**Aim of the task**
Pick out every line in the data below that holds "grid".

====================

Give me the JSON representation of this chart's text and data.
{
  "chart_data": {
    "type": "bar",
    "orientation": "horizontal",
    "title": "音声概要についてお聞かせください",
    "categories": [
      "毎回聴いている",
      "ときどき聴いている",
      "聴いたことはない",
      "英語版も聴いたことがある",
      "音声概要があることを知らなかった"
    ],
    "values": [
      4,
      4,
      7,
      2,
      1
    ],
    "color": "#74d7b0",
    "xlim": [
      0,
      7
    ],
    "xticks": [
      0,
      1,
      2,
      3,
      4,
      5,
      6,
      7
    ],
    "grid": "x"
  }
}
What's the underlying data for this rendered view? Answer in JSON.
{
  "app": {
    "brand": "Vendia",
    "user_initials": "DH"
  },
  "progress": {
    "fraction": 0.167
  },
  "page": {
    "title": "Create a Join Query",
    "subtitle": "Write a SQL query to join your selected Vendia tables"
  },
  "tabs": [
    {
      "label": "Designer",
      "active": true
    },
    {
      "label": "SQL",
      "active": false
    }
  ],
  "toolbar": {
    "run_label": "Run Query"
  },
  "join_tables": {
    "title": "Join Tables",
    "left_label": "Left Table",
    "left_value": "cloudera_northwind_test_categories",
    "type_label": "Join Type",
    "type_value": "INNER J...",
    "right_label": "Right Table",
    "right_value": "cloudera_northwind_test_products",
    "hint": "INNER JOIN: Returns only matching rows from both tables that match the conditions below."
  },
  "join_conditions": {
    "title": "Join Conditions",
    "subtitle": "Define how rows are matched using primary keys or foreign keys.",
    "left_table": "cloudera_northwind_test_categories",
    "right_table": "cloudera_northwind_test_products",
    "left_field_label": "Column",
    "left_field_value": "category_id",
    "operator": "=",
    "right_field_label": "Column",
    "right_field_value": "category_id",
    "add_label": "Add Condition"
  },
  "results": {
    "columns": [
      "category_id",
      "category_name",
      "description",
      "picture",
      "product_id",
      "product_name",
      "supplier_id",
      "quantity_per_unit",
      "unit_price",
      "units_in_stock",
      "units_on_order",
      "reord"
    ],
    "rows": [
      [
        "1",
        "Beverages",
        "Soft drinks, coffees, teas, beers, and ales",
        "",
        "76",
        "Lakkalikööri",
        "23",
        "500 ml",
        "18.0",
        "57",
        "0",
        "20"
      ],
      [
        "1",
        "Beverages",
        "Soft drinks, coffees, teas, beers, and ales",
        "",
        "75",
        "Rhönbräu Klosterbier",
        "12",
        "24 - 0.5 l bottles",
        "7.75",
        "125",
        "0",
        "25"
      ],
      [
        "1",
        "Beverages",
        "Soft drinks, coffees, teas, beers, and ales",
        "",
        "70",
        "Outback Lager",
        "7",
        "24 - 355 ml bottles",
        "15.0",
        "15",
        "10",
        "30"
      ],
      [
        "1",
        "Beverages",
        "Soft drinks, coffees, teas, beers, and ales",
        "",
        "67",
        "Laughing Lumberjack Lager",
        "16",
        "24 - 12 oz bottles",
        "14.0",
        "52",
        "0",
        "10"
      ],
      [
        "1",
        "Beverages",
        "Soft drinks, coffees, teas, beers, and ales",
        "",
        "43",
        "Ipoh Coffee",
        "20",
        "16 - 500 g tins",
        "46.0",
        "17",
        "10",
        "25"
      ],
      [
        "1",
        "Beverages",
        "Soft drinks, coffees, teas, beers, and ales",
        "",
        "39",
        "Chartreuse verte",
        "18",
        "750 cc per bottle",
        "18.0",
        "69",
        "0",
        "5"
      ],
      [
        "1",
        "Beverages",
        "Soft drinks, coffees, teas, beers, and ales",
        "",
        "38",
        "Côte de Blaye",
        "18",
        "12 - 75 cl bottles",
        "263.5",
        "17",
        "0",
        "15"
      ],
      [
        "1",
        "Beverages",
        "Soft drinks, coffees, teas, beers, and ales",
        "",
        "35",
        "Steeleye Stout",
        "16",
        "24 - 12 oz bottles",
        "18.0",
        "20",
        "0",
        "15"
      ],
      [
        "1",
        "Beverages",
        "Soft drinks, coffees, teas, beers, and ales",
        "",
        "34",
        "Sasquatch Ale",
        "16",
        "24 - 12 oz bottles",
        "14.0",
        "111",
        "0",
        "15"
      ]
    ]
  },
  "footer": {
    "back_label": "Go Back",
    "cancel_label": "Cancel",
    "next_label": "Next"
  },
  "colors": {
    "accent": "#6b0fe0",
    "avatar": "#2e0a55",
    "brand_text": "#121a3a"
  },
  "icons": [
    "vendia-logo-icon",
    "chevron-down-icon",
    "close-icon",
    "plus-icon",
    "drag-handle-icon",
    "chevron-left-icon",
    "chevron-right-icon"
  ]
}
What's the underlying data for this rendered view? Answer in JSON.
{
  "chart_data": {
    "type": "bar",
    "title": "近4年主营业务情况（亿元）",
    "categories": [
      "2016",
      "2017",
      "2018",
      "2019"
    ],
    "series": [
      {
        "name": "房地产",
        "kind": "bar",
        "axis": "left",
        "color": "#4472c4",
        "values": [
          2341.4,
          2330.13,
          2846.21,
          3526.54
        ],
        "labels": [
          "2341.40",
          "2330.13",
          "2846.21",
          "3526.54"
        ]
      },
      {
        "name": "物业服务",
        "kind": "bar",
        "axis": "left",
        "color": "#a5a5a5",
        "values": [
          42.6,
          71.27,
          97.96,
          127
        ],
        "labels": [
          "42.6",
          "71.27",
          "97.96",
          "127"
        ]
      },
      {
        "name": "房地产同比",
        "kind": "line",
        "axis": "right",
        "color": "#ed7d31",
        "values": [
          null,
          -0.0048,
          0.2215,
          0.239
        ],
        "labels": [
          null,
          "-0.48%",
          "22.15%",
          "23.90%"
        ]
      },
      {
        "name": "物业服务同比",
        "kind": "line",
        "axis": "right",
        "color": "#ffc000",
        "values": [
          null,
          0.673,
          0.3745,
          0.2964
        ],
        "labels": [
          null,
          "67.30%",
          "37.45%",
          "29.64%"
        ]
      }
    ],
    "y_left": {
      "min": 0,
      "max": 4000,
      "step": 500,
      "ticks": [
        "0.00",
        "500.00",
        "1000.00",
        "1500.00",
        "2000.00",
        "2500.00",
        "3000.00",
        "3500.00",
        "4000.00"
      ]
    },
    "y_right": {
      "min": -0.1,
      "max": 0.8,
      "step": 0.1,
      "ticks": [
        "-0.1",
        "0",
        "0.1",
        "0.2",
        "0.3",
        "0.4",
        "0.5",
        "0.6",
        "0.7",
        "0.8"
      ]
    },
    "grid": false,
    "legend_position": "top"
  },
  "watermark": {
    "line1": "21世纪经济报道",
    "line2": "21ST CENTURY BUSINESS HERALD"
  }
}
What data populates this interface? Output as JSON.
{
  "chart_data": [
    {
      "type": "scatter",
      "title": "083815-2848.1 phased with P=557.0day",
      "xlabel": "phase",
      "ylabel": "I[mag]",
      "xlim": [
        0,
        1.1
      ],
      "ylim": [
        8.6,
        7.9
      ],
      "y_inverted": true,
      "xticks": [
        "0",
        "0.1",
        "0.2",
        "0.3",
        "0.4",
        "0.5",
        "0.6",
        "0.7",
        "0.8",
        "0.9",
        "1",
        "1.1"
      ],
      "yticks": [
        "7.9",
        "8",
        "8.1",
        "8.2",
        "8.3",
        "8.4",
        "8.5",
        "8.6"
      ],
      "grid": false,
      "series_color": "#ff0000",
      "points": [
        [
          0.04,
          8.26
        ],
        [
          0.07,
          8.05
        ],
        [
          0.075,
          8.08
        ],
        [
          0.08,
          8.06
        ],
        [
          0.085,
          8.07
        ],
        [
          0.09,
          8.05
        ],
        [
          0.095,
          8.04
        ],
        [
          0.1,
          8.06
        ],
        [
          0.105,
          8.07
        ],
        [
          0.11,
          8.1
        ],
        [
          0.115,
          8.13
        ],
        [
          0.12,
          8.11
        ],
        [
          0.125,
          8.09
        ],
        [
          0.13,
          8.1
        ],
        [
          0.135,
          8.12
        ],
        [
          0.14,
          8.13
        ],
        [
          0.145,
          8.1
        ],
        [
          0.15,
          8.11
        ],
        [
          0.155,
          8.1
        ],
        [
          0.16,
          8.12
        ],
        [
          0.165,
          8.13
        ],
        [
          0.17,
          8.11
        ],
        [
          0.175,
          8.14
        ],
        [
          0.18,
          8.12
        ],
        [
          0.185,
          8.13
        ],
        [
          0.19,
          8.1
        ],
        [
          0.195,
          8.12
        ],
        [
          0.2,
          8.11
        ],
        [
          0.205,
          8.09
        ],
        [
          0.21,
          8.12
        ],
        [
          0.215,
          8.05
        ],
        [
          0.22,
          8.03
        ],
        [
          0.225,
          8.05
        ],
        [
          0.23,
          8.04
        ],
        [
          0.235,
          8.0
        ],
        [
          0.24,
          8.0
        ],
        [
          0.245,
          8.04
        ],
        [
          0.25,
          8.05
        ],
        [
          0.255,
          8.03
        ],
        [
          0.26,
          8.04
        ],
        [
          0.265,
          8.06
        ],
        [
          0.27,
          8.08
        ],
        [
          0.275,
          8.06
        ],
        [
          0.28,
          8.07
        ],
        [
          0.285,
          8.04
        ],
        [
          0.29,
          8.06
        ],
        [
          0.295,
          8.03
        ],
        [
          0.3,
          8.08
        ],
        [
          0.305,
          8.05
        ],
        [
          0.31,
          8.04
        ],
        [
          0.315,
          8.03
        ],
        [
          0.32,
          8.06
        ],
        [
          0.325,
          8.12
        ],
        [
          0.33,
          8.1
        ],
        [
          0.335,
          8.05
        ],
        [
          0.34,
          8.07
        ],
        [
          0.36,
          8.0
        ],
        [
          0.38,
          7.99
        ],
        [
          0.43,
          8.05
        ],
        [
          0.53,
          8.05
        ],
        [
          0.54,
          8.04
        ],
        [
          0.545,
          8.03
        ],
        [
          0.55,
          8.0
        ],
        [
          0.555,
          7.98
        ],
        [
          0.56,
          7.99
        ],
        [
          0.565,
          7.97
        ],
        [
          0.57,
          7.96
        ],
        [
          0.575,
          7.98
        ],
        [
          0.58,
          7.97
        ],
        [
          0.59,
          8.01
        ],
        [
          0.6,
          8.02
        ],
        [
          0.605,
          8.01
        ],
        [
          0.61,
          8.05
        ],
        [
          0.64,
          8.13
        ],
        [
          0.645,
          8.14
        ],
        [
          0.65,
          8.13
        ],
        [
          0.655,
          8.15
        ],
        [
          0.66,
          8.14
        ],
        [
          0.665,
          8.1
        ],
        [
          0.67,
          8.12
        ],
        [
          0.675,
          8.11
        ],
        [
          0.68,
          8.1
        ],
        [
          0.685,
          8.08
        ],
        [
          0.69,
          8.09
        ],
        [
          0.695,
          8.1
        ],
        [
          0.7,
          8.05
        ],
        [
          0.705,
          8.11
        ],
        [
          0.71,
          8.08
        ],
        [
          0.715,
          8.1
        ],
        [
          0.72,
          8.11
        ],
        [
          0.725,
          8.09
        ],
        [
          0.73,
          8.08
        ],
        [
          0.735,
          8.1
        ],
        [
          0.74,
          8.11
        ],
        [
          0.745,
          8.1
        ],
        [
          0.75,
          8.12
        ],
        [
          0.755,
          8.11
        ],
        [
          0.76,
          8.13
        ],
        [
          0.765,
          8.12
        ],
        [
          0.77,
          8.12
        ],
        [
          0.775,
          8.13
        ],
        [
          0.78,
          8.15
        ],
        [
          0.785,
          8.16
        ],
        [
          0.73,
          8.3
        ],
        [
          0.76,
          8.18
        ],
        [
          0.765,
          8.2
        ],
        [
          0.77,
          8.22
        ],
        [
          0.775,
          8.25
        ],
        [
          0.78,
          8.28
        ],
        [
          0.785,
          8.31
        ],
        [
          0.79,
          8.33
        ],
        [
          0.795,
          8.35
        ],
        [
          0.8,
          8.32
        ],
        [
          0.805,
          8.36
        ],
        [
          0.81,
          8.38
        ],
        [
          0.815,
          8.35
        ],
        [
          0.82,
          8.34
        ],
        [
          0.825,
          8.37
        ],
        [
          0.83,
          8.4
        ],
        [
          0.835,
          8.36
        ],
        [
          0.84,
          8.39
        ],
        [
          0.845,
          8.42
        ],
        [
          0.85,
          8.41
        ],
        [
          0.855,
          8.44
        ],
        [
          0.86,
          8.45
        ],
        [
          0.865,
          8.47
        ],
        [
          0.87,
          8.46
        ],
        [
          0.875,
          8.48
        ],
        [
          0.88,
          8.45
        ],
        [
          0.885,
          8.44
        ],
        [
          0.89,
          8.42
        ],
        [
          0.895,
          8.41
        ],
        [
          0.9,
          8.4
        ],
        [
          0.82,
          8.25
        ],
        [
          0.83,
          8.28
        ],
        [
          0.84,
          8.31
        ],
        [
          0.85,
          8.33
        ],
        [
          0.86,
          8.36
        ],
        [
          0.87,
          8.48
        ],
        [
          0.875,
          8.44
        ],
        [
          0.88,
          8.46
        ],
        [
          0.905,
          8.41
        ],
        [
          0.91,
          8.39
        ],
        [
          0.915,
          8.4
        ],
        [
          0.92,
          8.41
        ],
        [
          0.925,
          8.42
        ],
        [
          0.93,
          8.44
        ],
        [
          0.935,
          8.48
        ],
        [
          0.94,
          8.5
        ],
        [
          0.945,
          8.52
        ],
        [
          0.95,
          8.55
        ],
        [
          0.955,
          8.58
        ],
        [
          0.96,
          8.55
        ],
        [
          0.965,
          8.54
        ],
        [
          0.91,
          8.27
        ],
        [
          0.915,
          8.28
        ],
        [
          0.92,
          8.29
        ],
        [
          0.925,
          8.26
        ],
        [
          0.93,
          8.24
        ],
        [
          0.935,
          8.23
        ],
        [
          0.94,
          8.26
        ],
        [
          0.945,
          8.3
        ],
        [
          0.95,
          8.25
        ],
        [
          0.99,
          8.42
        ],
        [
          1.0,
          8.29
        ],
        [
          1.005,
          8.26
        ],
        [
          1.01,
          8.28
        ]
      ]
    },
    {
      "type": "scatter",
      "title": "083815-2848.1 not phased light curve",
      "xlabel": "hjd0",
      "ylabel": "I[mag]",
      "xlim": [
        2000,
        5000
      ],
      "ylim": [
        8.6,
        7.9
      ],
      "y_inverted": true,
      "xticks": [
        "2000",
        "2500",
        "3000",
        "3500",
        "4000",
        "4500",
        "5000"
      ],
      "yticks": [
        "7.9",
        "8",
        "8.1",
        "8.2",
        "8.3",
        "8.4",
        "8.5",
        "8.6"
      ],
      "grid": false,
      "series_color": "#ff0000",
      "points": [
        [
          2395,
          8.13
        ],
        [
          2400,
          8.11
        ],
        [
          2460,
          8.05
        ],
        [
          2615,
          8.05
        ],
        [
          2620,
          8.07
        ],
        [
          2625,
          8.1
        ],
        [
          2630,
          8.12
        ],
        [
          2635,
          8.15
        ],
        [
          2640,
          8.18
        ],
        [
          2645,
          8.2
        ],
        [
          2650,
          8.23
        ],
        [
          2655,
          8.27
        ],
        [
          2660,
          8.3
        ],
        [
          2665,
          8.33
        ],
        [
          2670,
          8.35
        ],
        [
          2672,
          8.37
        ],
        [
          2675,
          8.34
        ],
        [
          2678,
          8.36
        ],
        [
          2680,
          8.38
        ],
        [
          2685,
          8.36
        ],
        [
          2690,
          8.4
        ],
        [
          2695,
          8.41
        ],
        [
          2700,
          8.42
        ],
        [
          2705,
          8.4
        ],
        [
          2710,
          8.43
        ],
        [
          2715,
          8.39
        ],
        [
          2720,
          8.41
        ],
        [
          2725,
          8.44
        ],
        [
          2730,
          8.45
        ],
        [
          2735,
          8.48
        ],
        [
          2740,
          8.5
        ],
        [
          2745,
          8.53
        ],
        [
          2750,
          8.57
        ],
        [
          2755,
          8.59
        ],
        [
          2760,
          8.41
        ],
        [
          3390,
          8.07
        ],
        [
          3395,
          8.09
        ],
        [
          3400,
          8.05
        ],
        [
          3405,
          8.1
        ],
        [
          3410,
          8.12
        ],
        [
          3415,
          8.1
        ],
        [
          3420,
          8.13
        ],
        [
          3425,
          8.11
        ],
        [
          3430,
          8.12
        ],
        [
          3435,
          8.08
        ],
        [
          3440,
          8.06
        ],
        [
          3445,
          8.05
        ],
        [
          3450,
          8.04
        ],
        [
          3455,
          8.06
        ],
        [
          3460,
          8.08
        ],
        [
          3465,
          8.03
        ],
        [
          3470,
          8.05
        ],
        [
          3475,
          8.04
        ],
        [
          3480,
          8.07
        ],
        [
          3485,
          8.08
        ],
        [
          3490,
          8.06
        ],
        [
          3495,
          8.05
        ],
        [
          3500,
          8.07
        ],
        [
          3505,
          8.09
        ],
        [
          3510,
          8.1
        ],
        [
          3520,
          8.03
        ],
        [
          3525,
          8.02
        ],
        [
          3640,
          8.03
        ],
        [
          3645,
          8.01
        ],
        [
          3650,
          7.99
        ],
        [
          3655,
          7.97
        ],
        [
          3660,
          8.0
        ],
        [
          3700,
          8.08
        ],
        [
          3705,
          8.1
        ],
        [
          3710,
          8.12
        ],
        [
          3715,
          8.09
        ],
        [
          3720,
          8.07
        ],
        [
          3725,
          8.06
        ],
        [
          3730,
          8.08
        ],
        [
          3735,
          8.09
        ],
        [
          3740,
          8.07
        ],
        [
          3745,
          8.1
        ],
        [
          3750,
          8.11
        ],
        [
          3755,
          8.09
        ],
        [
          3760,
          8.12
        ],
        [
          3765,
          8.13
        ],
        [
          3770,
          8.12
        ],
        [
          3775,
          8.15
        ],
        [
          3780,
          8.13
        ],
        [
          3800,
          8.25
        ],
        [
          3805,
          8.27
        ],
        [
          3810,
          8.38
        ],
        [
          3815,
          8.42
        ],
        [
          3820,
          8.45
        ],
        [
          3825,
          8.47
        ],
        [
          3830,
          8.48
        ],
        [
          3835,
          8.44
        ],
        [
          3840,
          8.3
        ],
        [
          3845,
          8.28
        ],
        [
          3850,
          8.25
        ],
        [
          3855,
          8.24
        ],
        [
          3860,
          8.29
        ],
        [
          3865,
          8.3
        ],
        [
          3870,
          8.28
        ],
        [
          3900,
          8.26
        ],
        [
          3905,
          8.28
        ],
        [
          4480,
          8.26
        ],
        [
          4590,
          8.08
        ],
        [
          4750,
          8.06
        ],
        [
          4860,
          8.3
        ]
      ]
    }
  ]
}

====================

**Response below**
    "grid": "x"
    "grid": false,
      "grid": false,
      "grid": false,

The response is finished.